> Problem to solve
In the records below, count every line containing "instructions". Reply with the number only.

> Input records

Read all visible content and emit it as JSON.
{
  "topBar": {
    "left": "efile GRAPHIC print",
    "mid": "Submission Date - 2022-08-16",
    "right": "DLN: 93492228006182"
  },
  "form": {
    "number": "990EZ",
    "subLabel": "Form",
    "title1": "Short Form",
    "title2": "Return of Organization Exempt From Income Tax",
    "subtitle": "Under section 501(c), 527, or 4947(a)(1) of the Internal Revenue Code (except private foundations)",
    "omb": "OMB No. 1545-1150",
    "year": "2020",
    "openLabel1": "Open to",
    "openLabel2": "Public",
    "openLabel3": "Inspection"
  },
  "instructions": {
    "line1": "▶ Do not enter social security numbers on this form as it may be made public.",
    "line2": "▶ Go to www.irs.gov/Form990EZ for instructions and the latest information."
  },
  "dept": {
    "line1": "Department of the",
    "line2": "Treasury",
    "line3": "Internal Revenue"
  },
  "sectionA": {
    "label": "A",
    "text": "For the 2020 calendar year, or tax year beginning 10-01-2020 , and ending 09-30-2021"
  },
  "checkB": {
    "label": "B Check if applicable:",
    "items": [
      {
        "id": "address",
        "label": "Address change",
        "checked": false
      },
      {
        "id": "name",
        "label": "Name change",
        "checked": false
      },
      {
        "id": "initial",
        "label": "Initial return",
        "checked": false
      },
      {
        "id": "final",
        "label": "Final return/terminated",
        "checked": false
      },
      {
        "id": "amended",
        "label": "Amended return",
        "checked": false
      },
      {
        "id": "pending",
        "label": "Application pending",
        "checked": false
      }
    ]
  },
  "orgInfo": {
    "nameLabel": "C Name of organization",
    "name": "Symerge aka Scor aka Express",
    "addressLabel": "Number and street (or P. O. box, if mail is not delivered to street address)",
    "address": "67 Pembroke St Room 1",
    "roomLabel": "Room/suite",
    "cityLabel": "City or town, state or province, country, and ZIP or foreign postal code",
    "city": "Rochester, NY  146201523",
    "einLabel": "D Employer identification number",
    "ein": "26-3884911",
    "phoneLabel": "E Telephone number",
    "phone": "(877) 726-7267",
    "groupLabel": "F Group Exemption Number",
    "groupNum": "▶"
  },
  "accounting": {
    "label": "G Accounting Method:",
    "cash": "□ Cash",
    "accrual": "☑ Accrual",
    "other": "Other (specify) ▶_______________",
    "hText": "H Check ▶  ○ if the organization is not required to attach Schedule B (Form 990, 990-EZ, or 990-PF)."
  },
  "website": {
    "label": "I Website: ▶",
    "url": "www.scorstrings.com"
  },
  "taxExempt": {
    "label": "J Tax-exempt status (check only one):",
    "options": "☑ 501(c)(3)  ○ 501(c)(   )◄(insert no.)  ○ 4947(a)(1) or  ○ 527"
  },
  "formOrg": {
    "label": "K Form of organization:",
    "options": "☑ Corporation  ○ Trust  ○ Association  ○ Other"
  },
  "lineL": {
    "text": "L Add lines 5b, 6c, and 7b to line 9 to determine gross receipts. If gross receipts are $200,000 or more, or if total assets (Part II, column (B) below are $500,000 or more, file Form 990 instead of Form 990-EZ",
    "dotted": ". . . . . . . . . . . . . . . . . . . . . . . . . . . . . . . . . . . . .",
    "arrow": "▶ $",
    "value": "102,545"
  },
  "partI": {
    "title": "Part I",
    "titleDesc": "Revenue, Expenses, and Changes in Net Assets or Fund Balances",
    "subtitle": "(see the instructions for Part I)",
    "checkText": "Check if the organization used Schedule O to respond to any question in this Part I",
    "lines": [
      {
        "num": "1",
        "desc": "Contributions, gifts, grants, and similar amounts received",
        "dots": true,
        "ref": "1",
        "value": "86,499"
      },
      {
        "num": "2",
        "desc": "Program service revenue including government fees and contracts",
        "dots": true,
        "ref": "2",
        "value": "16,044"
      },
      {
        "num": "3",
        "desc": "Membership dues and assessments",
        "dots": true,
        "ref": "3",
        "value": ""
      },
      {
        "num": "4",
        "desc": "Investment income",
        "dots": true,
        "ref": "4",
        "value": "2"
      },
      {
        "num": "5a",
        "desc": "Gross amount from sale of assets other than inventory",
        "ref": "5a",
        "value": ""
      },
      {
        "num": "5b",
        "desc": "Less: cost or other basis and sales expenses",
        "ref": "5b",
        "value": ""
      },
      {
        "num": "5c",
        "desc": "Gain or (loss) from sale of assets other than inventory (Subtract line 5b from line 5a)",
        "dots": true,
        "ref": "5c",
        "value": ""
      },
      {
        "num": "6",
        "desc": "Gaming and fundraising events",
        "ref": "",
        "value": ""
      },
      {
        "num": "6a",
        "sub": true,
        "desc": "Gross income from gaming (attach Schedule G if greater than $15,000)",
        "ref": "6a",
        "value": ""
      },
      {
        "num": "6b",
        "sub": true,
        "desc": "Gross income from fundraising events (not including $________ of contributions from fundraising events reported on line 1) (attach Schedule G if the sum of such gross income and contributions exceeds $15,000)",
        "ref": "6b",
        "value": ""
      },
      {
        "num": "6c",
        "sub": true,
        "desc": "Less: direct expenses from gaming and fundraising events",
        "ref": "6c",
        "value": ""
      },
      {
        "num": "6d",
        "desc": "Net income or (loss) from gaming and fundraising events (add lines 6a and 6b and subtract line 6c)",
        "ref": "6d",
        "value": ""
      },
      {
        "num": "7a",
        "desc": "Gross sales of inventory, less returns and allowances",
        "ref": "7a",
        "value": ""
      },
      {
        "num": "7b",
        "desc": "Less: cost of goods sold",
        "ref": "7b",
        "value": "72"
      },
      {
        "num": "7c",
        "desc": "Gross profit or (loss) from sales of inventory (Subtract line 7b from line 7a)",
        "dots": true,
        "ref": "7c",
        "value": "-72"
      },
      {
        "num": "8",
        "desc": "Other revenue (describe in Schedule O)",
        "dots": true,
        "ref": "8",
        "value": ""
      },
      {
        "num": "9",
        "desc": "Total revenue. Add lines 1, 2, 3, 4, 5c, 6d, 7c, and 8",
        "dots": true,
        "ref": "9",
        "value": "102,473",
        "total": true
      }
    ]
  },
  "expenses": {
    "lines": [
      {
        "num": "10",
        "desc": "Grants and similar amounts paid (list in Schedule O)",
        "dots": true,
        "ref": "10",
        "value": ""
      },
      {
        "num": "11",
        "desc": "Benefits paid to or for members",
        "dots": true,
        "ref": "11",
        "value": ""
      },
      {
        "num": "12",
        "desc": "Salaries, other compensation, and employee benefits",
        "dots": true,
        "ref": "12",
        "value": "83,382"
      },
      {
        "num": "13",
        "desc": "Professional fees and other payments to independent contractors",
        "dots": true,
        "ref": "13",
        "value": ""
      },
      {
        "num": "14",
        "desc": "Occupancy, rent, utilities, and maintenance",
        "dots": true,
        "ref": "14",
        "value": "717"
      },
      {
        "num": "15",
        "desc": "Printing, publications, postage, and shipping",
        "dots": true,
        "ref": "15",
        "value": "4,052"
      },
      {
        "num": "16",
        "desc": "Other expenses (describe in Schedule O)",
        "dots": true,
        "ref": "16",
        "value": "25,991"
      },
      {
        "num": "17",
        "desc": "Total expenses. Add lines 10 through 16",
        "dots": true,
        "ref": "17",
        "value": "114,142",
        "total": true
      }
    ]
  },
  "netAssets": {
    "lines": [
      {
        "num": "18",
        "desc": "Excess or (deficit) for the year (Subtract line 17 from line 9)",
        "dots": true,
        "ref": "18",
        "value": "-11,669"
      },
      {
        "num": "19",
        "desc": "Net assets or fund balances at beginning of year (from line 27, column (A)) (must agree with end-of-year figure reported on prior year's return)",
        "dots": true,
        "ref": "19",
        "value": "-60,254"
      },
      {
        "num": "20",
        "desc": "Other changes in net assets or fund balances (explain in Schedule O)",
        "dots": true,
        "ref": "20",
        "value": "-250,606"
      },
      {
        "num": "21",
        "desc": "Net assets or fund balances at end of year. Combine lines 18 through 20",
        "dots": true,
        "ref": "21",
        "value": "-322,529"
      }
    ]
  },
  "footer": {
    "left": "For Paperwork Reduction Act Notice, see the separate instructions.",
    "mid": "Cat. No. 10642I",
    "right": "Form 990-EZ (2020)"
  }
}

> Exercise solution
4